Find and copy every line in the records that includes the string "color".

··· SOURCE DATA ···

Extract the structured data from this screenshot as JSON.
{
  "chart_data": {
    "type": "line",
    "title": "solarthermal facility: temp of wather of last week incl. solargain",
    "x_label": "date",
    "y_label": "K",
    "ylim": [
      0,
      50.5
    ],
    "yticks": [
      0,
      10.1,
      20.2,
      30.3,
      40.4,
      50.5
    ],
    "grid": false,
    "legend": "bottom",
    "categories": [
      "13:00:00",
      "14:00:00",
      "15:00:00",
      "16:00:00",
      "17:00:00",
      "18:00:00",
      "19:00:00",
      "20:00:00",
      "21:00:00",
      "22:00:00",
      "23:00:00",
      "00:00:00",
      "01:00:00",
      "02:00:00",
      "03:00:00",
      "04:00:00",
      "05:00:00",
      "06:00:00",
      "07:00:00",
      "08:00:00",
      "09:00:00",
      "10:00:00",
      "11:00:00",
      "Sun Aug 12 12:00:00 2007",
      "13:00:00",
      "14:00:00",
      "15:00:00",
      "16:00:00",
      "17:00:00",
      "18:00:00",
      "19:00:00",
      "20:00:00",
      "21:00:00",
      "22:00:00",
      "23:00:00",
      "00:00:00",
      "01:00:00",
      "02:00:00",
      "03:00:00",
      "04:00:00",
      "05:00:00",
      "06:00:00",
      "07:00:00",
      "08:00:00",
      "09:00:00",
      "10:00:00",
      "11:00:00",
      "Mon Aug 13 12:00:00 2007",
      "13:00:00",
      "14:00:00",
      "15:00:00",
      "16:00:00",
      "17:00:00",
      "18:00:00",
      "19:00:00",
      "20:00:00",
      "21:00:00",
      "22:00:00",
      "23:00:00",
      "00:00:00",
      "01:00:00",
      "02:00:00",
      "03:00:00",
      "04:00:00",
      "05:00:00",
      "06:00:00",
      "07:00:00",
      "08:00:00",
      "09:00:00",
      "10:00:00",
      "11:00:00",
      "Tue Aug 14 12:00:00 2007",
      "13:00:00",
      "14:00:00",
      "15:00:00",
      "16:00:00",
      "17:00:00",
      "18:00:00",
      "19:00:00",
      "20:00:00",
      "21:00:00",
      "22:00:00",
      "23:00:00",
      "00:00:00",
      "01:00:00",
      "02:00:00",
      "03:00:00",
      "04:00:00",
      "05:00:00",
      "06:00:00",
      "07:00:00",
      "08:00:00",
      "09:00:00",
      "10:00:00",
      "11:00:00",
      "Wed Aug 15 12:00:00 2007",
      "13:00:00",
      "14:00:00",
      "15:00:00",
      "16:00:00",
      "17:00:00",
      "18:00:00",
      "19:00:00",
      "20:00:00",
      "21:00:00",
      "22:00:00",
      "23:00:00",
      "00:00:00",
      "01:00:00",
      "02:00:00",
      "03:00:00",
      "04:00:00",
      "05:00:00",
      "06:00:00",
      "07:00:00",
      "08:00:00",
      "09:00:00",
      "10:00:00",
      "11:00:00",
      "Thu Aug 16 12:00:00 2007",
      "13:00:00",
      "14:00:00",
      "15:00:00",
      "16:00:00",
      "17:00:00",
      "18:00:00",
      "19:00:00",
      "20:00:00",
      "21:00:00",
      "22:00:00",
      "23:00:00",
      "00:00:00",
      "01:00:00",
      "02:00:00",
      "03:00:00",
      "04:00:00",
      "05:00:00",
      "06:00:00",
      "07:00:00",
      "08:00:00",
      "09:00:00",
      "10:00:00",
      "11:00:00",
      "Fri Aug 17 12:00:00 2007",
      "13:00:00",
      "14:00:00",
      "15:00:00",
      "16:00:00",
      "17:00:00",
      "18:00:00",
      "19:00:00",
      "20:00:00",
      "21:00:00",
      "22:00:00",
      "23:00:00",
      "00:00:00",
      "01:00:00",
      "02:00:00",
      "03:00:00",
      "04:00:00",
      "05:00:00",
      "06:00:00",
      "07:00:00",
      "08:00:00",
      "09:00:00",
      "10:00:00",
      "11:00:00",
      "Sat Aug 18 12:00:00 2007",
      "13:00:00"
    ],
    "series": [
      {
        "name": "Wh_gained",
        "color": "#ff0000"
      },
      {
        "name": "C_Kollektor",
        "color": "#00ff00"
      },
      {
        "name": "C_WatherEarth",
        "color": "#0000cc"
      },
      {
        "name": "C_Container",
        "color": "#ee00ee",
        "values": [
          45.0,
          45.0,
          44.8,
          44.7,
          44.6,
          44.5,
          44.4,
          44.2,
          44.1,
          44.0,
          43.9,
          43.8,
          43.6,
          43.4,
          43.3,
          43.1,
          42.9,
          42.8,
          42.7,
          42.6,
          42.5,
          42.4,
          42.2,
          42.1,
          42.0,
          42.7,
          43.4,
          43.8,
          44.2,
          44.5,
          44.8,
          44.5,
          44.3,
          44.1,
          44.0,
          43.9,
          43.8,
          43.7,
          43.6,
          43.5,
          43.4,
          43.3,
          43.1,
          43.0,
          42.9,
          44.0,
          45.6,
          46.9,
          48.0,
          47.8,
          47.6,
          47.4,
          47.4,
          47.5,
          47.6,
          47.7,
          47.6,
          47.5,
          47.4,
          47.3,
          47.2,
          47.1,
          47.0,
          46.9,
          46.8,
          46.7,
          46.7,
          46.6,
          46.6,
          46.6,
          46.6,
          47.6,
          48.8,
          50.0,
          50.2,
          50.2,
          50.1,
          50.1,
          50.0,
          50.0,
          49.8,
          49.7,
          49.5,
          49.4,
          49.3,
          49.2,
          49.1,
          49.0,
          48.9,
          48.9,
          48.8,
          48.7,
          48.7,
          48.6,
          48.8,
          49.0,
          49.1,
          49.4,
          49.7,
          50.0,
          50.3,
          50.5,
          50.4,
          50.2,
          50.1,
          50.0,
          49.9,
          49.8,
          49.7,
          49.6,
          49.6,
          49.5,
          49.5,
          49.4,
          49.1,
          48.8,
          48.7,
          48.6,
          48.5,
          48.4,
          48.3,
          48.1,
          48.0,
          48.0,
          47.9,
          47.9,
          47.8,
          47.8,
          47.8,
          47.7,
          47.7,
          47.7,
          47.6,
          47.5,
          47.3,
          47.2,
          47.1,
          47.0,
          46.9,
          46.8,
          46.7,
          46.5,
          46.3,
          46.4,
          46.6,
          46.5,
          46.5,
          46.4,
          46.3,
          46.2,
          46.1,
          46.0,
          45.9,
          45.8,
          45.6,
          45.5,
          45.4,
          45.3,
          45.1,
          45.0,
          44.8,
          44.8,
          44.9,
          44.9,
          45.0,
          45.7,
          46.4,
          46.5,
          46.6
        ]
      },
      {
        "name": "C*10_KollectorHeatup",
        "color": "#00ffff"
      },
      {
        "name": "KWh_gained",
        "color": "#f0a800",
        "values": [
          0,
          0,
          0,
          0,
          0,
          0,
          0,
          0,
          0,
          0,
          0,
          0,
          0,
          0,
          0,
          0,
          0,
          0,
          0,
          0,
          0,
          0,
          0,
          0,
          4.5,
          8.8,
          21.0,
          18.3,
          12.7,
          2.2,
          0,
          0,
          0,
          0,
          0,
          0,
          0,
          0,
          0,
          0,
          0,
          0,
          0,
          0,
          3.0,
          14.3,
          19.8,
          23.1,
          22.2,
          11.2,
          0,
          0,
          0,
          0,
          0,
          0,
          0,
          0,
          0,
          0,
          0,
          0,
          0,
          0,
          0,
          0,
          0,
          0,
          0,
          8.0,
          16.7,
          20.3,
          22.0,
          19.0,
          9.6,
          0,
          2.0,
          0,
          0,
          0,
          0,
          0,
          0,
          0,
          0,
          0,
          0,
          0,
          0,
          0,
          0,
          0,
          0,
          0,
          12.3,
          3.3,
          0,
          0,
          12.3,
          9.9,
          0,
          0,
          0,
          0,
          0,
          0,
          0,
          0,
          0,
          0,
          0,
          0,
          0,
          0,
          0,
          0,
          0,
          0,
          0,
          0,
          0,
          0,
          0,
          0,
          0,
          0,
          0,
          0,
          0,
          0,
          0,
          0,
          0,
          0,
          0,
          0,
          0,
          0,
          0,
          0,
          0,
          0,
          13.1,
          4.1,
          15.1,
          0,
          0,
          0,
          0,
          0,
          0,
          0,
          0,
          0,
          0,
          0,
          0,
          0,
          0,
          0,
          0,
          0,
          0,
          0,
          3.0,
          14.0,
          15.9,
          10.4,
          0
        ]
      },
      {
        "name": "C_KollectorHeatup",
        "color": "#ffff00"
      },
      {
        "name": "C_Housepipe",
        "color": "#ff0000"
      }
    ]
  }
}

···

RESULT FOR THIS TASK —
        "color": "#ff0000"
        "color": "#00ff00"
        "color": "#0000cc"
        "color": "#ee00ee",
        "color": "#00ffff"
        "color": "#f0a800",
        "color": "#ffff00"
        "color": "#ff0000"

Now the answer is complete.